— EXERCISE TASK —
Go through the lines below. Copy those with "全部工业品".

— Excerpts from a figure dataset —
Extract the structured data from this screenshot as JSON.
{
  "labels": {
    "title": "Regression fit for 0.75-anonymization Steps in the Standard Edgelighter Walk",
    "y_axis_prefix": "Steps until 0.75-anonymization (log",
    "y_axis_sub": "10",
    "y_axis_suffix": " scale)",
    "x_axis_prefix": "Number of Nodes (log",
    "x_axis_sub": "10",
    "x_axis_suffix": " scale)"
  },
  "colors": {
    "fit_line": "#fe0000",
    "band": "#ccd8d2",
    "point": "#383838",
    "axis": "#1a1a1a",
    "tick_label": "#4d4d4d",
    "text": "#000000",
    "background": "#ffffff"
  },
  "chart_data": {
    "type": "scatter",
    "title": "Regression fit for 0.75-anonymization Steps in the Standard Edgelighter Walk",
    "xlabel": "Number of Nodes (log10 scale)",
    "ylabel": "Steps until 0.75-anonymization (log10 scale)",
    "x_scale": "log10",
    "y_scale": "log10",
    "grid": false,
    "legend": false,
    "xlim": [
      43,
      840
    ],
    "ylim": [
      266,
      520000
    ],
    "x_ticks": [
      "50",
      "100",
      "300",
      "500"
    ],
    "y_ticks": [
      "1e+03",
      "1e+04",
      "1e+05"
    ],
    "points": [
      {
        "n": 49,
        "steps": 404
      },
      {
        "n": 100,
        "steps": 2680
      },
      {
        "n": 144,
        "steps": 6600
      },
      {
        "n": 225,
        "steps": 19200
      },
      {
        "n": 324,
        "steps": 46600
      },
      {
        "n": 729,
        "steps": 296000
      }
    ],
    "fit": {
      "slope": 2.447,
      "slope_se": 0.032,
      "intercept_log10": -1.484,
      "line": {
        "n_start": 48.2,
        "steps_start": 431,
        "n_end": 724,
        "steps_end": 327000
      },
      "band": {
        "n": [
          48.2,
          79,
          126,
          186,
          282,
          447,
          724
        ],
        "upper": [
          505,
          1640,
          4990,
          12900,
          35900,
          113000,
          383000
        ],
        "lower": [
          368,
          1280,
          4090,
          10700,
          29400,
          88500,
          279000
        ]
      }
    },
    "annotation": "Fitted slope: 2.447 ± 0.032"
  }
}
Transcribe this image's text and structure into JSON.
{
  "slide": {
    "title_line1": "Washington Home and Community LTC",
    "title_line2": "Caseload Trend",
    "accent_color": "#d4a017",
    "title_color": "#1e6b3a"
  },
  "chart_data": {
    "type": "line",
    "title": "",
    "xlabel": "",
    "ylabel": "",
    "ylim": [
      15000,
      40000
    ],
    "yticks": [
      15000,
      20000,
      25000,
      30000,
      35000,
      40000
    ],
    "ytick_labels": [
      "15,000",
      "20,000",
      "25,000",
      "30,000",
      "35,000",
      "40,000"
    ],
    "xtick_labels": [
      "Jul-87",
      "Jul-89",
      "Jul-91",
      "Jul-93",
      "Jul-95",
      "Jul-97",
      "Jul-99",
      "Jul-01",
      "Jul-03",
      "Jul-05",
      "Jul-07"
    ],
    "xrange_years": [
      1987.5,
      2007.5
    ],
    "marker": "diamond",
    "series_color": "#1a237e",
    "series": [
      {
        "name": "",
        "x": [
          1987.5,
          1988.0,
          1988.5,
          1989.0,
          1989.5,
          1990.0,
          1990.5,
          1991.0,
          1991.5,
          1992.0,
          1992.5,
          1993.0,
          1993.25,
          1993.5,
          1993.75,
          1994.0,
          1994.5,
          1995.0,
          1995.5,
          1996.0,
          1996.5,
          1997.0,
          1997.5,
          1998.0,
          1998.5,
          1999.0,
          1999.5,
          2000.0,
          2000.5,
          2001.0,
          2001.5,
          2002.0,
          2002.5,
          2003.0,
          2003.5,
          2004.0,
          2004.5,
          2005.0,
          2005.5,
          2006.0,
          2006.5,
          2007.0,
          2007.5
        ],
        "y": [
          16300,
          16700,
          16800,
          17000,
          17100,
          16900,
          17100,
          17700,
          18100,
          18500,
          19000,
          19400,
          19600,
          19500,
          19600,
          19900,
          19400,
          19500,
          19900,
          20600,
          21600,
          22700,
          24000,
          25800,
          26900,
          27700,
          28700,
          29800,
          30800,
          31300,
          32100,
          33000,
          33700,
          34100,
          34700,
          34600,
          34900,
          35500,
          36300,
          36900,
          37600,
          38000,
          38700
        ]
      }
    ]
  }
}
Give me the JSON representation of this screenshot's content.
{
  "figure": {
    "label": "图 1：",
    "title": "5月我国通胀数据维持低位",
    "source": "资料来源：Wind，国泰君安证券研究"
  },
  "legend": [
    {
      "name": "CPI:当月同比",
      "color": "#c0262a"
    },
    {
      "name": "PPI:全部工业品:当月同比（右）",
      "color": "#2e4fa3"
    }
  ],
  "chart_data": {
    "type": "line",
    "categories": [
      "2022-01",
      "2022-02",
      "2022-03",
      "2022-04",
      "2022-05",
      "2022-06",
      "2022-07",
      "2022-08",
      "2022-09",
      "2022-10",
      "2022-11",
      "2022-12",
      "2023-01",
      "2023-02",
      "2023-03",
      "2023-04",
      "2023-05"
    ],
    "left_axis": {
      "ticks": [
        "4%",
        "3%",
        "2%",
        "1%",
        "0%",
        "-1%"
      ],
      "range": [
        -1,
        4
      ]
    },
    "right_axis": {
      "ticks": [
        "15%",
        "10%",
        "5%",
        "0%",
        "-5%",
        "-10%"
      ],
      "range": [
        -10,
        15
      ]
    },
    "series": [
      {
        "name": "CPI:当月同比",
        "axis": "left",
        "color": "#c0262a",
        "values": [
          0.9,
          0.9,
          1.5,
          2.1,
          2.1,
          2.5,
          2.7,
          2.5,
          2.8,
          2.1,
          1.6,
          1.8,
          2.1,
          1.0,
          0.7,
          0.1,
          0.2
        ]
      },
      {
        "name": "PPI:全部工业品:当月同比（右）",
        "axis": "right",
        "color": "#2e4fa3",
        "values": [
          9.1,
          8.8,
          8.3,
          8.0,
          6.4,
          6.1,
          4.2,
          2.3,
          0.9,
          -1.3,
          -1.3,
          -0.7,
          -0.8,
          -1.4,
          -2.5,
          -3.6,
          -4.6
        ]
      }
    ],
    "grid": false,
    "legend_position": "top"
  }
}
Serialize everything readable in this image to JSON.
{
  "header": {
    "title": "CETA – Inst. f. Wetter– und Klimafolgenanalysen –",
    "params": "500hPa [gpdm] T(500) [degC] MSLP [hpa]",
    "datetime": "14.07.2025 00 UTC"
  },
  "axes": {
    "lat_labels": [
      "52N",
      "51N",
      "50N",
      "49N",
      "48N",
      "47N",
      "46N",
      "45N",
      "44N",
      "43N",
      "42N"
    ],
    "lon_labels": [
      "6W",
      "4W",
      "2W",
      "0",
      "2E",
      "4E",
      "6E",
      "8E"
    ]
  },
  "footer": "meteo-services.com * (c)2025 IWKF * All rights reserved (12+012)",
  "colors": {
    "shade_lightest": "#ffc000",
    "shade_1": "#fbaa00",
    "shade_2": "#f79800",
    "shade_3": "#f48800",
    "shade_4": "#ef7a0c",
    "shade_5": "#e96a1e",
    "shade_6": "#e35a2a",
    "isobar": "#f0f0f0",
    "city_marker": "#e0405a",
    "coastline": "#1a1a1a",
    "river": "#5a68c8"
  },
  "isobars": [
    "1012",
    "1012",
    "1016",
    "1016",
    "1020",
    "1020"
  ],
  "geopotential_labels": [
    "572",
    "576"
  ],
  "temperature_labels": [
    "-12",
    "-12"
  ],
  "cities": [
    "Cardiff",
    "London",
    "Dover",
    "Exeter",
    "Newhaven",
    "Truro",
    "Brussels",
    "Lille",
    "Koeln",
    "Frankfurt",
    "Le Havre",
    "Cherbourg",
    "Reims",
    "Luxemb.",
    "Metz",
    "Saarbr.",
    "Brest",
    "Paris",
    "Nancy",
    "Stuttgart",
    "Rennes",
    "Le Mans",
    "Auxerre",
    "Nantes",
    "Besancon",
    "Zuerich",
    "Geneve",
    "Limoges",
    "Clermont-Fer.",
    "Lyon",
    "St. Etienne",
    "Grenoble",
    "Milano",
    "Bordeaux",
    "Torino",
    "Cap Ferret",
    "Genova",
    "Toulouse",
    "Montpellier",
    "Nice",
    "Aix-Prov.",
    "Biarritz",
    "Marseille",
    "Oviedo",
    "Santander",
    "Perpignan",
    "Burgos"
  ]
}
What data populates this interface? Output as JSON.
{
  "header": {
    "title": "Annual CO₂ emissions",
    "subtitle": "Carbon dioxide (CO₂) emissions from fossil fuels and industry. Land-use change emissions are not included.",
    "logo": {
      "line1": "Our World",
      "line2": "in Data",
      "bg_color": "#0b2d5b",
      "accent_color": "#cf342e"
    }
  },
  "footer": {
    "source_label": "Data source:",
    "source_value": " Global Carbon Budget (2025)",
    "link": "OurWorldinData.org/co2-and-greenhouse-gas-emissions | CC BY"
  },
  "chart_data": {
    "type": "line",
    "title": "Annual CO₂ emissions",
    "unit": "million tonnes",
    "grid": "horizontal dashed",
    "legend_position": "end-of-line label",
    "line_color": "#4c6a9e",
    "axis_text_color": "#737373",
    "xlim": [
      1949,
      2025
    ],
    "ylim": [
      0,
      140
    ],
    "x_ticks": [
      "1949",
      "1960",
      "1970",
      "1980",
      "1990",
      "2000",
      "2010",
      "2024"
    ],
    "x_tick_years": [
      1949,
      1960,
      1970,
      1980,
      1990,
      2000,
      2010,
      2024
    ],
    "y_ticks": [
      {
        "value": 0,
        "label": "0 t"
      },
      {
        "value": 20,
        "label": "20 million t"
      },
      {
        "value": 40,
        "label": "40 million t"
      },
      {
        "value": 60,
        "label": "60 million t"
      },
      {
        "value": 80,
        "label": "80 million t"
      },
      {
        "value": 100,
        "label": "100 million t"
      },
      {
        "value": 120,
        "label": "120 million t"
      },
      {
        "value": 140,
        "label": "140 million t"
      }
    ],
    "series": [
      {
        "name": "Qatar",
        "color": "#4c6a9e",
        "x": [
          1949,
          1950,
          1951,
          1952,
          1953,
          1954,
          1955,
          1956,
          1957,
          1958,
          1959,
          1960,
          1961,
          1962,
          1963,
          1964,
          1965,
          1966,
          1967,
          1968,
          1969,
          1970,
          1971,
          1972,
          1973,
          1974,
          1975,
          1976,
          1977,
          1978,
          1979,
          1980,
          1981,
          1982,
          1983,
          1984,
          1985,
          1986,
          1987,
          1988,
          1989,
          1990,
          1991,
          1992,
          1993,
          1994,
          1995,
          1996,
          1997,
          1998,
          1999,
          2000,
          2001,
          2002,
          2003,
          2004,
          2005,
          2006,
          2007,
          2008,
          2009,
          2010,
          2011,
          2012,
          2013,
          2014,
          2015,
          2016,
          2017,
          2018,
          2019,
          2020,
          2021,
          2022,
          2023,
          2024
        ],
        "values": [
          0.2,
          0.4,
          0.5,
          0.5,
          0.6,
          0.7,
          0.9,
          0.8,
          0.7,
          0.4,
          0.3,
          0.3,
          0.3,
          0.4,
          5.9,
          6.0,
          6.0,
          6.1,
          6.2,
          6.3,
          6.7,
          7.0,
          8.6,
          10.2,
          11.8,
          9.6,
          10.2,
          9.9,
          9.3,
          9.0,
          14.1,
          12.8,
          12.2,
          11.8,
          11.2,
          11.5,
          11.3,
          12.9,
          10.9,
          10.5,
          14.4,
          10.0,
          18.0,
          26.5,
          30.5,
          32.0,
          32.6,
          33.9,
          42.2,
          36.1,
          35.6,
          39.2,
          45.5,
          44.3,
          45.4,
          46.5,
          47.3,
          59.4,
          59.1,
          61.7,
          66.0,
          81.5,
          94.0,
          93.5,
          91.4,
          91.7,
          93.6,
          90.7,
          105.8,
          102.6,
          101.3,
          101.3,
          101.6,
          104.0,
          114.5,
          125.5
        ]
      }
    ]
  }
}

— TASK ANSWER —
      "name": "PPI:全部工业品:当月同比（右）",
        "name": "PPI:全部工业品:当月同比（右）",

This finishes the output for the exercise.